→ Your instructions
From the listing below, extract every line containing "that".

***** Task material *****

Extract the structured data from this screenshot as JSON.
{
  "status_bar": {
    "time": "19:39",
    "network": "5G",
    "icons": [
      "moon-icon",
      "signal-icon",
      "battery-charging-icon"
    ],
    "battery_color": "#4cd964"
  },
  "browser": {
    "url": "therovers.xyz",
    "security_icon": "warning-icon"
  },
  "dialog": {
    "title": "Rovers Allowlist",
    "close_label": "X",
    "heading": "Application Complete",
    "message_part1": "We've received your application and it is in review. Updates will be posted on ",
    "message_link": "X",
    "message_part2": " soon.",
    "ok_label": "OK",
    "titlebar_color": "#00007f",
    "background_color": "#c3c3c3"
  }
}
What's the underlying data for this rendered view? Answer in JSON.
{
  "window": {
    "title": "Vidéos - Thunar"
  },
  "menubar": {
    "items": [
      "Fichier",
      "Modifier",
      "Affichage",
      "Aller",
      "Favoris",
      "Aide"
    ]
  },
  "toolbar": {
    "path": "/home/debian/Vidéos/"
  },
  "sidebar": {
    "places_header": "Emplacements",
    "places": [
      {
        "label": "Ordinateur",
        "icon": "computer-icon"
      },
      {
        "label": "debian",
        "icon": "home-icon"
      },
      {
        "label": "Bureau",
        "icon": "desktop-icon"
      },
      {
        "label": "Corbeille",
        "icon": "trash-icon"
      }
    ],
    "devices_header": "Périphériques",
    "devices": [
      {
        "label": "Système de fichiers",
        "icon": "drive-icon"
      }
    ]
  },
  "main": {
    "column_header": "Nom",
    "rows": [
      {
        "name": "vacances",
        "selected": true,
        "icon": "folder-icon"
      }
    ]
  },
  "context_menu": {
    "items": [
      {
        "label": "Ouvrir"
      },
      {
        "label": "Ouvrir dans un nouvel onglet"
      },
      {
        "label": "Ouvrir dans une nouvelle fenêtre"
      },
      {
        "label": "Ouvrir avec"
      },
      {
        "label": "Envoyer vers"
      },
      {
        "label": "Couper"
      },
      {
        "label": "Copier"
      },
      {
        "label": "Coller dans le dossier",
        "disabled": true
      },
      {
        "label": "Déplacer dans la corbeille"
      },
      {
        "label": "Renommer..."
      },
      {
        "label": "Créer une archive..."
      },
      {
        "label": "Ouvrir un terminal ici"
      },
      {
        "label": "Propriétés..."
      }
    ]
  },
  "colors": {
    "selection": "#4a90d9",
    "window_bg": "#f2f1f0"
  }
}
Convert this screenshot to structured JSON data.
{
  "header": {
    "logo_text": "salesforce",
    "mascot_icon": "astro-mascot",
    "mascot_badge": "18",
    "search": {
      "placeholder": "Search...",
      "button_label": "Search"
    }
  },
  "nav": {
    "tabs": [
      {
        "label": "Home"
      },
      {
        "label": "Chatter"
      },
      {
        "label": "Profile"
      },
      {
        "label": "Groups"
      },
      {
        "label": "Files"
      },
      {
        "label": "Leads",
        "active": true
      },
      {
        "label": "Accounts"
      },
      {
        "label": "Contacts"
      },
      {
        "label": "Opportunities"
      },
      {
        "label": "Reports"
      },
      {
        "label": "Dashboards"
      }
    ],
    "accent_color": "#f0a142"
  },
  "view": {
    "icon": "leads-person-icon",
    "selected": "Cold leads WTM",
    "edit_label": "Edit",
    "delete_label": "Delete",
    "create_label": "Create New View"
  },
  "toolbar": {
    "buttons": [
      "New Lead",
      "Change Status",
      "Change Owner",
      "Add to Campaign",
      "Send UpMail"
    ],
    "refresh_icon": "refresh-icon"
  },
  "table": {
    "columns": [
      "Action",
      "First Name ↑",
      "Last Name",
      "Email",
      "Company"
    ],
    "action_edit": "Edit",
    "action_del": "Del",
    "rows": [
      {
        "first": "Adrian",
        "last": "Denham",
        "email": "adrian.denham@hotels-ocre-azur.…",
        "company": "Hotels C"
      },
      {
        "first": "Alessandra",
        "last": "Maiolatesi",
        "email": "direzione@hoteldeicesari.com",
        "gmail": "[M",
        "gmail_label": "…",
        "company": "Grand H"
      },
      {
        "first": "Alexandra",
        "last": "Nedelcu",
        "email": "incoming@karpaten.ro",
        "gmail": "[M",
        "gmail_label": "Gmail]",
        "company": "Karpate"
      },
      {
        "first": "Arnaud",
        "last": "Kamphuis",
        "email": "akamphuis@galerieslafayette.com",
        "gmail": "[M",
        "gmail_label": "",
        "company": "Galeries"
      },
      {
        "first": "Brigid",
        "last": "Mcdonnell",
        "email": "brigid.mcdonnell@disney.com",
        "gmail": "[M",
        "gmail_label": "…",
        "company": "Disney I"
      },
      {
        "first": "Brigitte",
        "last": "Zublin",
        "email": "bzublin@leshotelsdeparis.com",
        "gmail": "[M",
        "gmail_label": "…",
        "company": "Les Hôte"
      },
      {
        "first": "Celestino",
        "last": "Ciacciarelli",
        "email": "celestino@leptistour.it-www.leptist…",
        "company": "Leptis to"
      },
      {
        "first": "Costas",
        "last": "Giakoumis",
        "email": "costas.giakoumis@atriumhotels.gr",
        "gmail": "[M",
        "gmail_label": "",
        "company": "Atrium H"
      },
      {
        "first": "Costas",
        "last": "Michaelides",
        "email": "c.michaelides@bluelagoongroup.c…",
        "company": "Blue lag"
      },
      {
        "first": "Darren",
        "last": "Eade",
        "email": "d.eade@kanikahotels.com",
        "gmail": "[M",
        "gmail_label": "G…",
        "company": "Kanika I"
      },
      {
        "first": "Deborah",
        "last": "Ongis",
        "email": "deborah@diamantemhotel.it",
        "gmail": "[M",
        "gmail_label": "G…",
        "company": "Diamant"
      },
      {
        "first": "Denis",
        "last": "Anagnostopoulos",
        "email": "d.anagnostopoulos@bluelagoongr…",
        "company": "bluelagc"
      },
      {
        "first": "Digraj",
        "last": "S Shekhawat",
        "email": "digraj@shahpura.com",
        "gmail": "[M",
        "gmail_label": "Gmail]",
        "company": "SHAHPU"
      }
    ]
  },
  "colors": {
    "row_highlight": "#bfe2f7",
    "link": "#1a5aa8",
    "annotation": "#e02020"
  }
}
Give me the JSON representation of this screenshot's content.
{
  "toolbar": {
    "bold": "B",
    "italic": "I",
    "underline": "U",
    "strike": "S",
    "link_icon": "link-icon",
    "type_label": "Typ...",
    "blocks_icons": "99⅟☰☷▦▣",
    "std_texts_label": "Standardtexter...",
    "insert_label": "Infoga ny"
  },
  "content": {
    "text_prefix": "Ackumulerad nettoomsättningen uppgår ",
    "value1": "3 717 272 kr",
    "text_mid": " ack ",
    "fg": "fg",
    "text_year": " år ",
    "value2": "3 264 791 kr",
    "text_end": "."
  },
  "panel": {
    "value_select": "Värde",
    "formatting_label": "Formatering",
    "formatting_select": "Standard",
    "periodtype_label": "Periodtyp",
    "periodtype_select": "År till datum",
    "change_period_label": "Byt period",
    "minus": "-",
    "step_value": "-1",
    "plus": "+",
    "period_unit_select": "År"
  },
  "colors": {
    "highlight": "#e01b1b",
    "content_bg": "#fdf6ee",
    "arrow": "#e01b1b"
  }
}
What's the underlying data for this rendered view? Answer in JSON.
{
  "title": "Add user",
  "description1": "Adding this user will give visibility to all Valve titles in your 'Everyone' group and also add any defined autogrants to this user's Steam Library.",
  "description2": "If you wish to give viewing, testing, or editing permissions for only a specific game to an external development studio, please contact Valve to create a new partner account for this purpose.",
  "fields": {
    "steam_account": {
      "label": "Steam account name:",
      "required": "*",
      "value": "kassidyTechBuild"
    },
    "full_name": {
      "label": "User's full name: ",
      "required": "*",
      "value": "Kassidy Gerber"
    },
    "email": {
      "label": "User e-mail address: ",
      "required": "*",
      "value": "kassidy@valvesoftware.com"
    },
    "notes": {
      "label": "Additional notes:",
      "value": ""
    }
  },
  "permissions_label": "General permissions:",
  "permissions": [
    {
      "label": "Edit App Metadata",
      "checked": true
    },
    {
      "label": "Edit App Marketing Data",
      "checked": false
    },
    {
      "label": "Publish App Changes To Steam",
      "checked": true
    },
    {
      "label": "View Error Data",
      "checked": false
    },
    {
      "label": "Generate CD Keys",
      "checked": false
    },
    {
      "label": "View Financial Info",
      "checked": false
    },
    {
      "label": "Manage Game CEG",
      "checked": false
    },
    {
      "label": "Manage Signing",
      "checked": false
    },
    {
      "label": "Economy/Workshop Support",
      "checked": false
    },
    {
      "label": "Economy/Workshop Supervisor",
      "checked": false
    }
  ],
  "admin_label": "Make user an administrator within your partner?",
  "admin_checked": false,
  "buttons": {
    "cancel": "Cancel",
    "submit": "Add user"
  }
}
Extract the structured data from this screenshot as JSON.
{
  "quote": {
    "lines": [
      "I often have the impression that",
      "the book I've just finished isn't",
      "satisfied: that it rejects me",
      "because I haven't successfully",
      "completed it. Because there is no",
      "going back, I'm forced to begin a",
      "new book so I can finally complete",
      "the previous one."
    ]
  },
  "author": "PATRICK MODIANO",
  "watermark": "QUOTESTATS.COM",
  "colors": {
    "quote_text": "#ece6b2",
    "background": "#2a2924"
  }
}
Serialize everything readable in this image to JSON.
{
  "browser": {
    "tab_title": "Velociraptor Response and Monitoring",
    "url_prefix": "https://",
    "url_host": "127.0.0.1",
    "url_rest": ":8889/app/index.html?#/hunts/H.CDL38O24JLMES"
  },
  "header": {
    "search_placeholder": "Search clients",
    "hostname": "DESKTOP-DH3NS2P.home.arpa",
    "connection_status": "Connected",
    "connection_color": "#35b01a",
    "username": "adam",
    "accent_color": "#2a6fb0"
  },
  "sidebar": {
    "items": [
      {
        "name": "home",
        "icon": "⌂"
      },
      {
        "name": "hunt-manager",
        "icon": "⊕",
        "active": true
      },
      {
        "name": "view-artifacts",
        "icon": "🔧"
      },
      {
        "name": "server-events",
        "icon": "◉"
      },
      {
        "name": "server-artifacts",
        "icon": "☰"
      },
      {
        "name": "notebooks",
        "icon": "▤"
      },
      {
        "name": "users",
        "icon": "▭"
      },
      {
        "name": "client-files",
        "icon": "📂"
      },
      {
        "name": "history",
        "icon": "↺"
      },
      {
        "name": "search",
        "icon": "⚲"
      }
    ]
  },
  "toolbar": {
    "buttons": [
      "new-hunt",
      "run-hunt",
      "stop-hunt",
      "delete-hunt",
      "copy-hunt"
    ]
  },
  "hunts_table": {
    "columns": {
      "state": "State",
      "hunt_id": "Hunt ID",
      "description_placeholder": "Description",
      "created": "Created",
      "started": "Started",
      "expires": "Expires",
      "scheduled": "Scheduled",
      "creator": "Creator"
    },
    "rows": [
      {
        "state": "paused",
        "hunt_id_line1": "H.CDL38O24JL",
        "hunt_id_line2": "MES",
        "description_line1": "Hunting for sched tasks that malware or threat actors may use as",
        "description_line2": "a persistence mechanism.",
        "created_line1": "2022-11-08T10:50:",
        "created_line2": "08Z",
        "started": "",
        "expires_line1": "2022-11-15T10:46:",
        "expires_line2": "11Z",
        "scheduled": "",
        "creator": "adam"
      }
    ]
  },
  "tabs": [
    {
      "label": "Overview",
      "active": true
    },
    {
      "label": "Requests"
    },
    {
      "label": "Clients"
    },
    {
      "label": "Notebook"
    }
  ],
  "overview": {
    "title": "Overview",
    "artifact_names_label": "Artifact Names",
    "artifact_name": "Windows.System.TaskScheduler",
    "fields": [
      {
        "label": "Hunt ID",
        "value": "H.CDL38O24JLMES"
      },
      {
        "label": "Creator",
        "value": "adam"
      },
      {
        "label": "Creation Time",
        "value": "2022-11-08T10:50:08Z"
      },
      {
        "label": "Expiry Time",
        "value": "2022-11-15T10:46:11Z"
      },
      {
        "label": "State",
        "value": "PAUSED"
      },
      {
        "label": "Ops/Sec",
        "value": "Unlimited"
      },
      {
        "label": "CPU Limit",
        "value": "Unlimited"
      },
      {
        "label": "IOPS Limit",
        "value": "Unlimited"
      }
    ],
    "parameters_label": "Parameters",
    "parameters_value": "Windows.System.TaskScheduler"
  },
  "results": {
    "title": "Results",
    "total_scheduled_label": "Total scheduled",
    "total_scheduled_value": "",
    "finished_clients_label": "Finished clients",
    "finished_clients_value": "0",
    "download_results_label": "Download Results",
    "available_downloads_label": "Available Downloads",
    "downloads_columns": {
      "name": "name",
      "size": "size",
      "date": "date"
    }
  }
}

*****

→ Exercise result
      "I often have the impression that",
      "satisfied: that it rejects me",
        "description_line1": "Hunting for sched tasks that malware or threat actors may use as",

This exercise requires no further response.